**EXERCISE**
From the passage on NFS history, print verbatim the part that opens with the words containing "The IETF working" and closes with "NFSv2 was gone.".

NFS: the new millennium
The early days of NFS were controlled by Sun Microsystems, the originator of the NFS protocol and author of both the specification and implementation. As the new millennium approached, interest in NFS increased and independent implementations appeared. Of particular relevance here are the implementations in the Linux kernel that drew my attention — particularly the server implementation — and the Filer appliance produced and sold by Network Appliance (NetApp). The community's interest in NFS extended as far as a desire to have more say in the further development of the protocol. I do not know what negotiations happened, but happen they did, and one clear outcome is documented for us in RFC 2339, wherein Sun Microsystems agreed to assign to The Internet Society certain rights concerning the development of version 4 (and beyond) of NFS, providing this development achieved "Proposed Standard" status within 24 months, meaning by early 2000. That particular deadline went wooshing past and was extended. We got a "Proposed Standard" in late 2000 with RFC 3010, which was revised for RFC 3530 in April 2003 and again for RFC 7530 in March 2015.
The IETF working group tasked with this development was mostly driven by Sun and NetApp; it had two co-chairs, one from each company, and most of the authors listed on the RFC are from these companies. My memory of these discussions is that there was quite a long list of perceived needs but no shared vision of a coherent whole. The impending (and changing) deadline drove a desire to get something out, even if it wasn't perfect. Consequently NFSv4 — particularly this first attempt which is now referred to as NFSv4.0 — felt to me like useful pieces that had been glued together, rather than carefully woven into a fabric; the elegance that I could see in NFSv2 was gone.
NFSv4 brought all of the various protocols that we saw before into one single protocol with one single specification. While the "tools" approach can be extremely powerful and is great for building prototypes, there usually comes a time when the strength provided by integration outweighs the agility provided by discrete components — for NFS, version 4 was that time. Support for access-control lists (ACLs), quota-tracking, security negotiation, namespace management, byte-range locking, and status management were all brought together, often in quite different forms than in their original separate incarnations. Of all these many changes, I want to focus on just two areas that have implications for the management of shared state.

Rows from a layout dataset
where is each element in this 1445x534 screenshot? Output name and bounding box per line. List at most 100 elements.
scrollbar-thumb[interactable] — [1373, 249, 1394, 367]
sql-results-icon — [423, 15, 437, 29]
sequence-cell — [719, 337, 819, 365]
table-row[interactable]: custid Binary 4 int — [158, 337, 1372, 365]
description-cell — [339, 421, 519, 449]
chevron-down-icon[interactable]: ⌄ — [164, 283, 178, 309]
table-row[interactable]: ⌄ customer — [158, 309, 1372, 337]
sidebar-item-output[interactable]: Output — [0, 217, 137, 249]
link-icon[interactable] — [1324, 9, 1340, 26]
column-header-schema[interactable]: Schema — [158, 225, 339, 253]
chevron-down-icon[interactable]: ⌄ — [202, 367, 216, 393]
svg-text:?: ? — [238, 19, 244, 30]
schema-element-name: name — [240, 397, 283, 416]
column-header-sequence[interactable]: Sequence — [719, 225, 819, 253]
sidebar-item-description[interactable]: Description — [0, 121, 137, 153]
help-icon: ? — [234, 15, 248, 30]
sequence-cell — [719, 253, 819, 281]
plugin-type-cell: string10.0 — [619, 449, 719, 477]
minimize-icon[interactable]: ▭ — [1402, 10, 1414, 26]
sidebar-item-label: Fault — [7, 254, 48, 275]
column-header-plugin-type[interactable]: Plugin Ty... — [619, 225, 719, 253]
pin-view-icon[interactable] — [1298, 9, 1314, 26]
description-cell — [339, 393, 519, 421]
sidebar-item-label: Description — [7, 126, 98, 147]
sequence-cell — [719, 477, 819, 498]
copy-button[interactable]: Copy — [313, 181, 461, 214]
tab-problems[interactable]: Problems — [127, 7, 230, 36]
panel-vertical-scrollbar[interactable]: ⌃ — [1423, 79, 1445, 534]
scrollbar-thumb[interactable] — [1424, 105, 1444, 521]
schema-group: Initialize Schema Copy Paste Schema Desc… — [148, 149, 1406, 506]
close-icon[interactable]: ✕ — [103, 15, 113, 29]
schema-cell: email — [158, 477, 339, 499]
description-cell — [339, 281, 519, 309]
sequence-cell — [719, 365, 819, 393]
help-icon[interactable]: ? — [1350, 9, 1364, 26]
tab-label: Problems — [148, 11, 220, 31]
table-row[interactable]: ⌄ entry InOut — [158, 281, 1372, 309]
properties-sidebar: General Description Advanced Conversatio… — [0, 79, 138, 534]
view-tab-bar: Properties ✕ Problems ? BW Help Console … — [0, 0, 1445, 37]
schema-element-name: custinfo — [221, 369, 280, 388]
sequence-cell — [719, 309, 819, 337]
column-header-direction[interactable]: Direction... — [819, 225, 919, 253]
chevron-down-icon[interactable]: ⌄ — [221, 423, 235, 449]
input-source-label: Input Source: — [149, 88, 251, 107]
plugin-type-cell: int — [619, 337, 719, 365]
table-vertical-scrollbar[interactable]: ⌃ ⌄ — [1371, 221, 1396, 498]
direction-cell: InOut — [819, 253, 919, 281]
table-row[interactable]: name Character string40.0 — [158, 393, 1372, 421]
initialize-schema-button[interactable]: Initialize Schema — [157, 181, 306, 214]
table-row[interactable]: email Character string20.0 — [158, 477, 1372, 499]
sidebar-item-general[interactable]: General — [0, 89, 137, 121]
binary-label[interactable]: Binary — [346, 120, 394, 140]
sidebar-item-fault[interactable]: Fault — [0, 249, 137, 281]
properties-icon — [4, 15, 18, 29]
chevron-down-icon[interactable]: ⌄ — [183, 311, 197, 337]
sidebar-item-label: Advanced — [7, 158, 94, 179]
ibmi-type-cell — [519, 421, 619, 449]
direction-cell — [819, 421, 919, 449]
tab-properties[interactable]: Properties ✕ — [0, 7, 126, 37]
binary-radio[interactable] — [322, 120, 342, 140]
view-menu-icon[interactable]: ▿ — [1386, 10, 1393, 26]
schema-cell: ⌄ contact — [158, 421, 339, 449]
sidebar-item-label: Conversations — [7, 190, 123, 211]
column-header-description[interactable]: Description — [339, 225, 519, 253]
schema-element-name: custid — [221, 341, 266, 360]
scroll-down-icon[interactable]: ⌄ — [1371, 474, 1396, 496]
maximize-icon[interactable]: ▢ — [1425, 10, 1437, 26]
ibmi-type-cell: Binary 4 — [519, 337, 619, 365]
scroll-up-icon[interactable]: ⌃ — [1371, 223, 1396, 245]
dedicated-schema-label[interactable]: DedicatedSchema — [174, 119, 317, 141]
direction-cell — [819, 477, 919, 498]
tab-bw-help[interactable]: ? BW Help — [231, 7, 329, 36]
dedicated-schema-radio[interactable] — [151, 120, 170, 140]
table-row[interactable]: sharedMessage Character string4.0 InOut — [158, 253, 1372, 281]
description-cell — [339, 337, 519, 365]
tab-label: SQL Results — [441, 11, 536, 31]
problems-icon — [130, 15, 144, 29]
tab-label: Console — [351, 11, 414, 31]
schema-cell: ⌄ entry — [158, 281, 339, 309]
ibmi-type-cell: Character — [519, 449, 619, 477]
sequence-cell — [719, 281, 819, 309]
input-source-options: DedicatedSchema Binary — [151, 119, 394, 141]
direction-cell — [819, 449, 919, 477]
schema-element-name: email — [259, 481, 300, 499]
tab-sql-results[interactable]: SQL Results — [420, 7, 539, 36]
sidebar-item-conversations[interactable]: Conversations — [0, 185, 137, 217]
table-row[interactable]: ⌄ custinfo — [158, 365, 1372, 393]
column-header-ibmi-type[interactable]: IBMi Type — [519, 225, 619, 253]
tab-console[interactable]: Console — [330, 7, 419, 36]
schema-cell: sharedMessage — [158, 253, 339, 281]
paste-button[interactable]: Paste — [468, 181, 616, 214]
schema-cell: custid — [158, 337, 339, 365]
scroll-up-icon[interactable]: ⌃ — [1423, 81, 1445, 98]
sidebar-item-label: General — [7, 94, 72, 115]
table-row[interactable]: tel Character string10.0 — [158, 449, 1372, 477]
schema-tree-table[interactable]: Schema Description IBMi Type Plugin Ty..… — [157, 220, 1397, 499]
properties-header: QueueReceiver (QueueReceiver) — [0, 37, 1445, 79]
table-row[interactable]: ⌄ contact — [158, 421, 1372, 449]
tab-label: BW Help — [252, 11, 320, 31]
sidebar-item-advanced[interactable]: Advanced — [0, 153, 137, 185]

* * *

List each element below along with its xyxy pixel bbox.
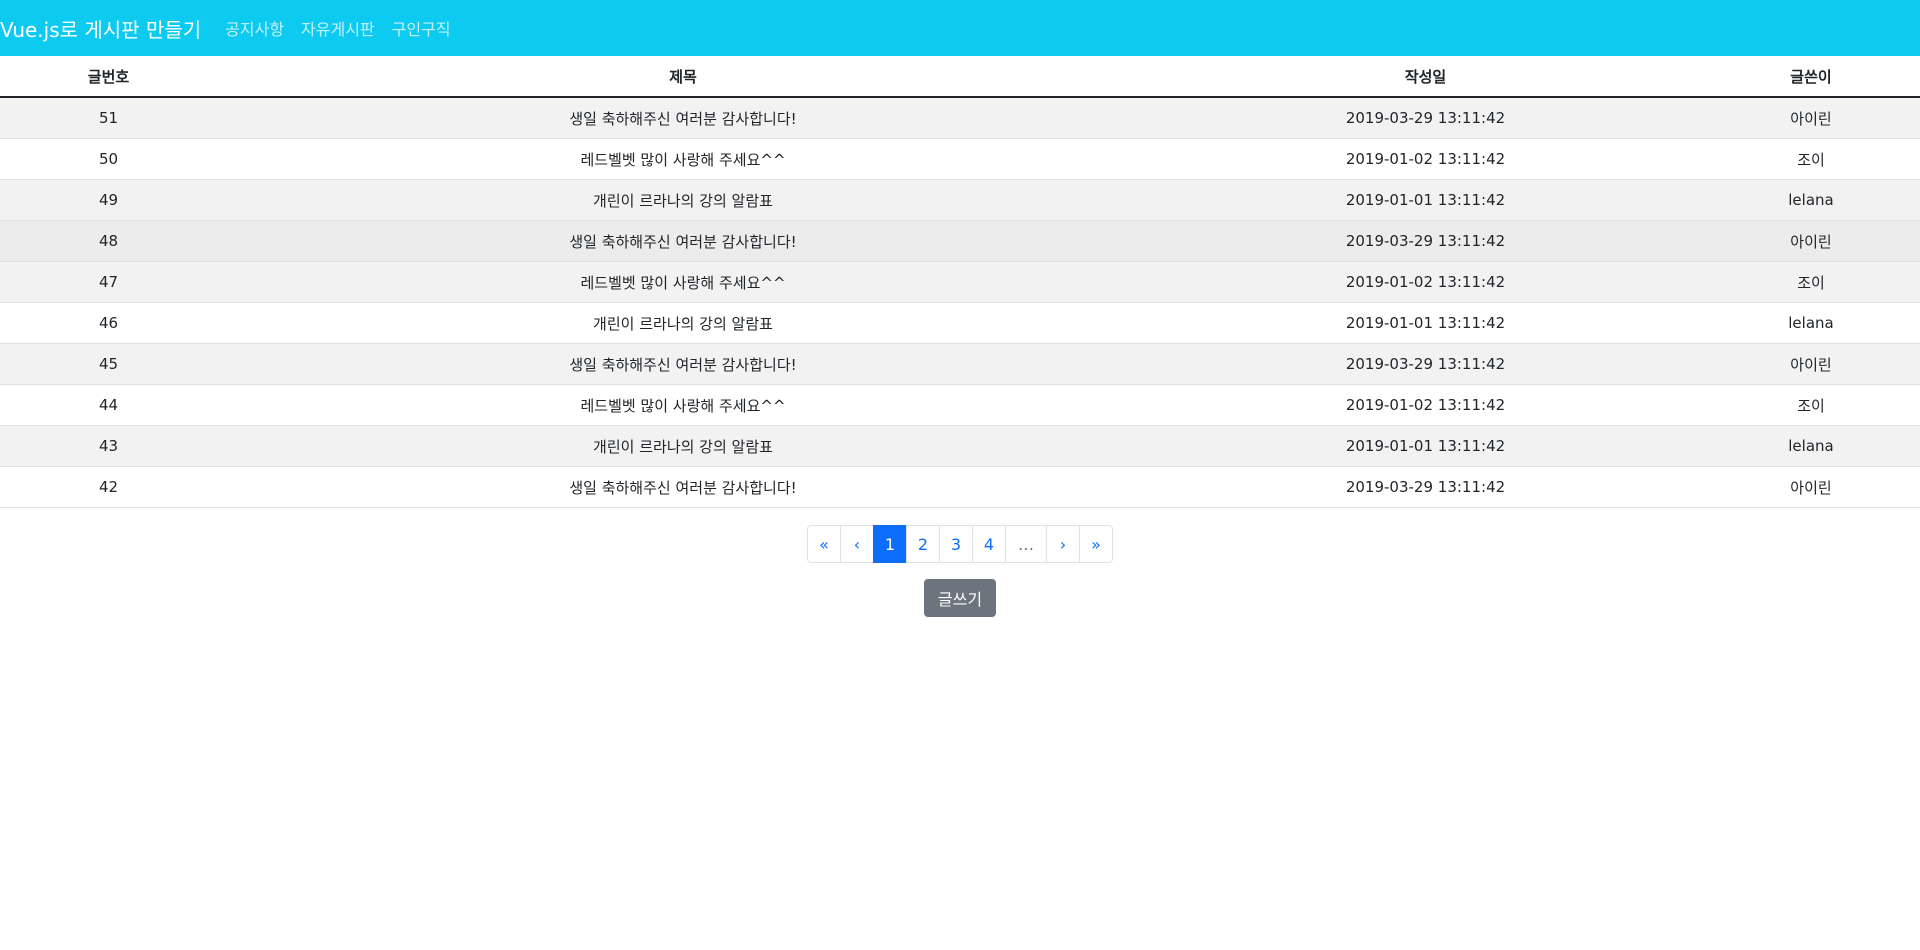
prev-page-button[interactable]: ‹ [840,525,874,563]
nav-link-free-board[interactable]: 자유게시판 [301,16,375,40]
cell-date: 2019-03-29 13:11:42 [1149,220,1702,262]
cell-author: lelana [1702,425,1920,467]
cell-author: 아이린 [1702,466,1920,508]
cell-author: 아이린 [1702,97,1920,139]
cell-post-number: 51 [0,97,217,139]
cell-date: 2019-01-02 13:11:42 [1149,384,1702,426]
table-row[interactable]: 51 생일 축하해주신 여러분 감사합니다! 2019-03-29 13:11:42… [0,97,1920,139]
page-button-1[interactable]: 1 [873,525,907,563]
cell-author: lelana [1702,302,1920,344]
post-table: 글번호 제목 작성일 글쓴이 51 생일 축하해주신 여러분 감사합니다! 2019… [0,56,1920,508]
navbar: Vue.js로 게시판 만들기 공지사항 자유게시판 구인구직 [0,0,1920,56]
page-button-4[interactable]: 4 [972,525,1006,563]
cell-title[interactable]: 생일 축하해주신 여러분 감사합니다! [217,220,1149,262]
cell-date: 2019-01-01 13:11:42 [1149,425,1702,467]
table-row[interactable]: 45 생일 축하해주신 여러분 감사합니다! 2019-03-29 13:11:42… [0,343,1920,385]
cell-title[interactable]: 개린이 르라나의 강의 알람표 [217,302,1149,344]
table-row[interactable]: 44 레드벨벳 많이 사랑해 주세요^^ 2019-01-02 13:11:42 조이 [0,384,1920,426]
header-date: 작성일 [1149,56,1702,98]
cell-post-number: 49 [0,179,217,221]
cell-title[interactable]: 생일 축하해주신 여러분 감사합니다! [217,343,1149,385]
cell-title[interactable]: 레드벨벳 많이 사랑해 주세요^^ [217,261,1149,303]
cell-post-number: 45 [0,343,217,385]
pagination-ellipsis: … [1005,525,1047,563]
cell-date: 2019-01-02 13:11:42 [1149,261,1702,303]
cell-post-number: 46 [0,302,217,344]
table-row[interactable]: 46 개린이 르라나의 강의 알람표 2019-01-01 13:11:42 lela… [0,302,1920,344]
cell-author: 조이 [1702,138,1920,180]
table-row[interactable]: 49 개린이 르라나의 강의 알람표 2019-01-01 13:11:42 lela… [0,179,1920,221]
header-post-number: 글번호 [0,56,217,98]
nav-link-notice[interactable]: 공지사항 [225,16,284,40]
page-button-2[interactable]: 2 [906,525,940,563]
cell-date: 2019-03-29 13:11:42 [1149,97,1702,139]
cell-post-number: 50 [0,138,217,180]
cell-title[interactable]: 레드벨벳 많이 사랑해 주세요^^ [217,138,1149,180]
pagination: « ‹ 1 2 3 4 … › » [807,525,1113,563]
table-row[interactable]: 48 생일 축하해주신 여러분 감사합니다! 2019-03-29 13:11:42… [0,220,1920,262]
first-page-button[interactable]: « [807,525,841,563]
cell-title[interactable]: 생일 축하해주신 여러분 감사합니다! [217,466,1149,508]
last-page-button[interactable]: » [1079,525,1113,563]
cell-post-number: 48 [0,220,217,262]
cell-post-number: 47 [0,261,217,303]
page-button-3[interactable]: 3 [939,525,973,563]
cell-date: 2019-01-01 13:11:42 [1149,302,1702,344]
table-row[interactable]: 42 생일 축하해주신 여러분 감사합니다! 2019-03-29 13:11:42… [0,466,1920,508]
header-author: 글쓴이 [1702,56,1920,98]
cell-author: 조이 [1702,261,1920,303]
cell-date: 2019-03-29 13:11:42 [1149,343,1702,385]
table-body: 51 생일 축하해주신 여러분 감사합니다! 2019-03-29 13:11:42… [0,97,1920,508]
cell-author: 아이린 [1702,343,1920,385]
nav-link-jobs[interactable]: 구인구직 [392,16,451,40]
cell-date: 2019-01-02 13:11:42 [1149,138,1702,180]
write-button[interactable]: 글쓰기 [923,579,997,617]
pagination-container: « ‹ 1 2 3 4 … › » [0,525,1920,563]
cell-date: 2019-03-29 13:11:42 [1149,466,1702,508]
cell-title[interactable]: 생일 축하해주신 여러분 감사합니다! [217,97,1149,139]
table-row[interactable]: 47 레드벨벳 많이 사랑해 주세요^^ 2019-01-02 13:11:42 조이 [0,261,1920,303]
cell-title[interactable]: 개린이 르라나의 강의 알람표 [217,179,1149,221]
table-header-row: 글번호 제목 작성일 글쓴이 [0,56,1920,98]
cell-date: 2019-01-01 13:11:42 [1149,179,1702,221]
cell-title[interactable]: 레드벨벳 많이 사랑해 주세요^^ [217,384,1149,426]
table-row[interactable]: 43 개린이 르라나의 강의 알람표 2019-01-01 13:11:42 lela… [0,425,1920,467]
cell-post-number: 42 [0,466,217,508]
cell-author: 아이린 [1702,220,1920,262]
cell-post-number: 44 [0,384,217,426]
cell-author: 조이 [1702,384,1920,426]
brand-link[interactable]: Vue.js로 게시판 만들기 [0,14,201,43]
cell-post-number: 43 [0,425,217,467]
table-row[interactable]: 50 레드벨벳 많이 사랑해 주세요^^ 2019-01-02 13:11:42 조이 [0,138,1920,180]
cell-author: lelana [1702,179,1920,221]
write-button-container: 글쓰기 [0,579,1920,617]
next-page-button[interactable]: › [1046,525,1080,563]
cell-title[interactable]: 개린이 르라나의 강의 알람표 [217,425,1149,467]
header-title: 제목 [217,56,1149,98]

...

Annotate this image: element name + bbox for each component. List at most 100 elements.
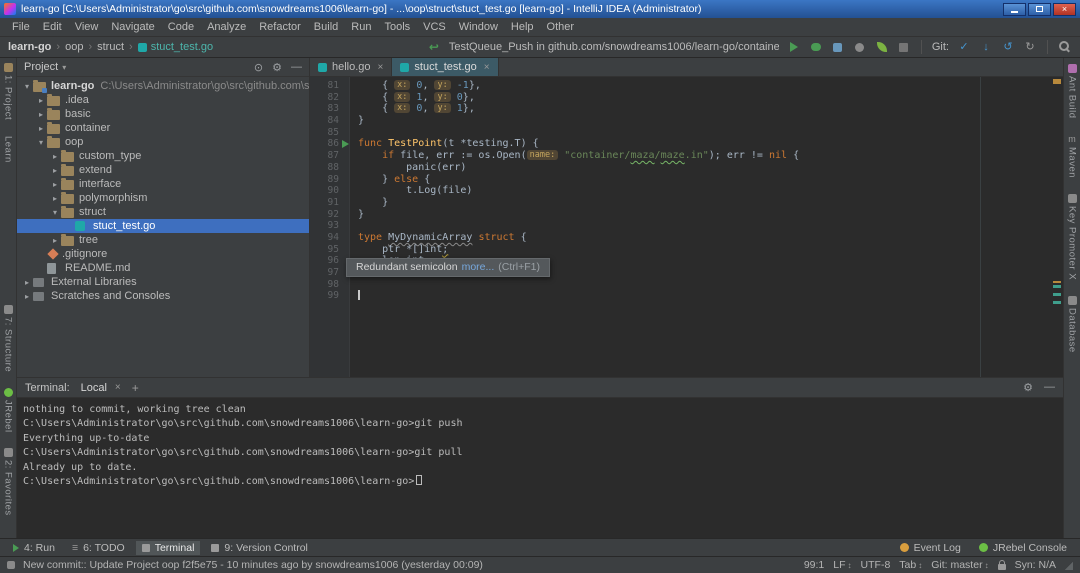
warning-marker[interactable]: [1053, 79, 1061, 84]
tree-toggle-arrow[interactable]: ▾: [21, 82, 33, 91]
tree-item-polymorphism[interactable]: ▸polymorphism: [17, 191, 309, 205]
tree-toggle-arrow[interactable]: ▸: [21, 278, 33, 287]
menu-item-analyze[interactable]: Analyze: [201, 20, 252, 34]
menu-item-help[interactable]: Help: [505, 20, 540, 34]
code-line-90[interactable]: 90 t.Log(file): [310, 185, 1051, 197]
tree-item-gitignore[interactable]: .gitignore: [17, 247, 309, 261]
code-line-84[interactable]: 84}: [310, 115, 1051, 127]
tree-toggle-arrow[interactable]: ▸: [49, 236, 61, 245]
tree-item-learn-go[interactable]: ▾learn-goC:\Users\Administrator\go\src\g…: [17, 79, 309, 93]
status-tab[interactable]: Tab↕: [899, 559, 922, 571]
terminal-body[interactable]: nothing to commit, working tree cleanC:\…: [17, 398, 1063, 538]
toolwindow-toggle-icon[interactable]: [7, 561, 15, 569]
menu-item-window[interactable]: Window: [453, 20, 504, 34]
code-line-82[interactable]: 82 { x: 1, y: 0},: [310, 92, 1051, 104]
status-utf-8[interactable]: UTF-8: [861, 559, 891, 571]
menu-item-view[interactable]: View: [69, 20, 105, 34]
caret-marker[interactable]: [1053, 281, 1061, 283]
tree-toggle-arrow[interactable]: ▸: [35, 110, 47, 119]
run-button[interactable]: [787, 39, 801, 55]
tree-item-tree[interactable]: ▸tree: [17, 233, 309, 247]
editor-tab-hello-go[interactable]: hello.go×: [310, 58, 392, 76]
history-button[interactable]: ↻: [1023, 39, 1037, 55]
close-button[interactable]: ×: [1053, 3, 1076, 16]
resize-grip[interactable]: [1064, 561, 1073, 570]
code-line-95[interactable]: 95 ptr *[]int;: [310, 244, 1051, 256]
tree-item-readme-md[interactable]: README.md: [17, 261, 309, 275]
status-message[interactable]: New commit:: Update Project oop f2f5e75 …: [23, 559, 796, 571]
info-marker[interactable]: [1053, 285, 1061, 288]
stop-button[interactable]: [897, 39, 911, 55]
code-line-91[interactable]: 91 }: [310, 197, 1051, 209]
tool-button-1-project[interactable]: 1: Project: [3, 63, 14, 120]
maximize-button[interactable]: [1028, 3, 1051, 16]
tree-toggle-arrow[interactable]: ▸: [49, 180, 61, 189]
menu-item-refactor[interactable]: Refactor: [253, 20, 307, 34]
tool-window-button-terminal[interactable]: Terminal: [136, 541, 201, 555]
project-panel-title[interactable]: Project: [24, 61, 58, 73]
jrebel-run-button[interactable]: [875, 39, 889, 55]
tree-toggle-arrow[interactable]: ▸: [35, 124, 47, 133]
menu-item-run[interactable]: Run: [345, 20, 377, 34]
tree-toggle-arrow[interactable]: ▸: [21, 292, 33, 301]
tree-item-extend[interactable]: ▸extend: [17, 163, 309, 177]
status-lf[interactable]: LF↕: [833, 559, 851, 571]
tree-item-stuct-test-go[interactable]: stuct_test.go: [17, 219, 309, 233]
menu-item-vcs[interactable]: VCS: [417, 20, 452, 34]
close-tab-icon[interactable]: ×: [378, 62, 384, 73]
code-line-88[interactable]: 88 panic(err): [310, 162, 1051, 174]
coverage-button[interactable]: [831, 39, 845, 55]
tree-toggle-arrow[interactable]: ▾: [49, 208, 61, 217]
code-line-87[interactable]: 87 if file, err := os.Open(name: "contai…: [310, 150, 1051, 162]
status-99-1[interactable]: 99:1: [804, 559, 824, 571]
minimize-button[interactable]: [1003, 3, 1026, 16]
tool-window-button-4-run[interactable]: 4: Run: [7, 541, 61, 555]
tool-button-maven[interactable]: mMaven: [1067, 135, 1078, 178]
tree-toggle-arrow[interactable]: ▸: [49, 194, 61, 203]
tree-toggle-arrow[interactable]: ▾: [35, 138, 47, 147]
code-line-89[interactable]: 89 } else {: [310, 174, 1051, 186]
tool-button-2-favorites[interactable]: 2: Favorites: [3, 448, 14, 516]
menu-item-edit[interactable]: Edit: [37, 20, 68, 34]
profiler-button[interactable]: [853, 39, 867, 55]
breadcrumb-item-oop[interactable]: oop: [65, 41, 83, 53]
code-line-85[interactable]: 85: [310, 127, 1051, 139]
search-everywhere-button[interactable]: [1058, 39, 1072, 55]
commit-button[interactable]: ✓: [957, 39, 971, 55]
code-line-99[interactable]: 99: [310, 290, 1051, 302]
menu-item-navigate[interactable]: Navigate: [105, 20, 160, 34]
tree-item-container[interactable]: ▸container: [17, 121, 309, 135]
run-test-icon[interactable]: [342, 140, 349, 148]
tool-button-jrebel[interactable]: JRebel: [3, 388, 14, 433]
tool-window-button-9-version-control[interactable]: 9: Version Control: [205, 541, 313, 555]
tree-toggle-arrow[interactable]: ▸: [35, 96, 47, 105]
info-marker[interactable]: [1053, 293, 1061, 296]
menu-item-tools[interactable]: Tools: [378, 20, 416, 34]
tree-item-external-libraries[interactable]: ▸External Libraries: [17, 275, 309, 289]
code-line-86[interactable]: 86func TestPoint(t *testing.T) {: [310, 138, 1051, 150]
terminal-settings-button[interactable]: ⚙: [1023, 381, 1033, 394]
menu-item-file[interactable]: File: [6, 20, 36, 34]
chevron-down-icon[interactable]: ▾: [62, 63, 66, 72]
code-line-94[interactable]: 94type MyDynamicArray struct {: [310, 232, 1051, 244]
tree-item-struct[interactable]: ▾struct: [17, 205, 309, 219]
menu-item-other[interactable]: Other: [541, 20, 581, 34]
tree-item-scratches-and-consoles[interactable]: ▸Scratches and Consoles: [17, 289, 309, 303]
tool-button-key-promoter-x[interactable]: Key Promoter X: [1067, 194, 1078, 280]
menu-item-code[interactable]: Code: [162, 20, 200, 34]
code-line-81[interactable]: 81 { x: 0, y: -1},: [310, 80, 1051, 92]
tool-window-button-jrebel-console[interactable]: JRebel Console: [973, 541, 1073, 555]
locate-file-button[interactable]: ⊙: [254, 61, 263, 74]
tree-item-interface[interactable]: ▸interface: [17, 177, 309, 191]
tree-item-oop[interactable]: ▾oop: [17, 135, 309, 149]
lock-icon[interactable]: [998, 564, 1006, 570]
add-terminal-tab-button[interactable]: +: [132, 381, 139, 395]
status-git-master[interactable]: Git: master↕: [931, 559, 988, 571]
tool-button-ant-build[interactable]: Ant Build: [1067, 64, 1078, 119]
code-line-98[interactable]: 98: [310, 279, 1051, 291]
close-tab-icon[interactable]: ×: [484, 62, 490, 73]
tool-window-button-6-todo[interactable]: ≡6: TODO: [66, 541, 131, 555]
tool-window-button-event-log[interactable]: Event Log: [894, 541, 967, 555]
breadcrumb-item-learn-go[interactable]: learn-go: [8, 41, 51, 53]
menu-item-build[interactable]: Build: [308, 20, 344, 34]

**RESULT OF THIS TASK**
The IETF working group tasked with this development was mostly driven by Sun and NetApp; it had two co-chairs, one from each company, and most of the authors listed on the RFC are from these companies. My memory of these discussions is that there was quite a long list of perceived needs but no shared vision of a coherent whole. The impending (and changing) deadline drove a desire to get something out, even if it wasn't perfect. Consequently NFSv4 — particularly this first attempt which is now referred to as NFSv4.0 — felt to me like useful pieces that had been glued together, rather than carefully woven into a fabric; the elegance that I could see in NFSv2 was gone.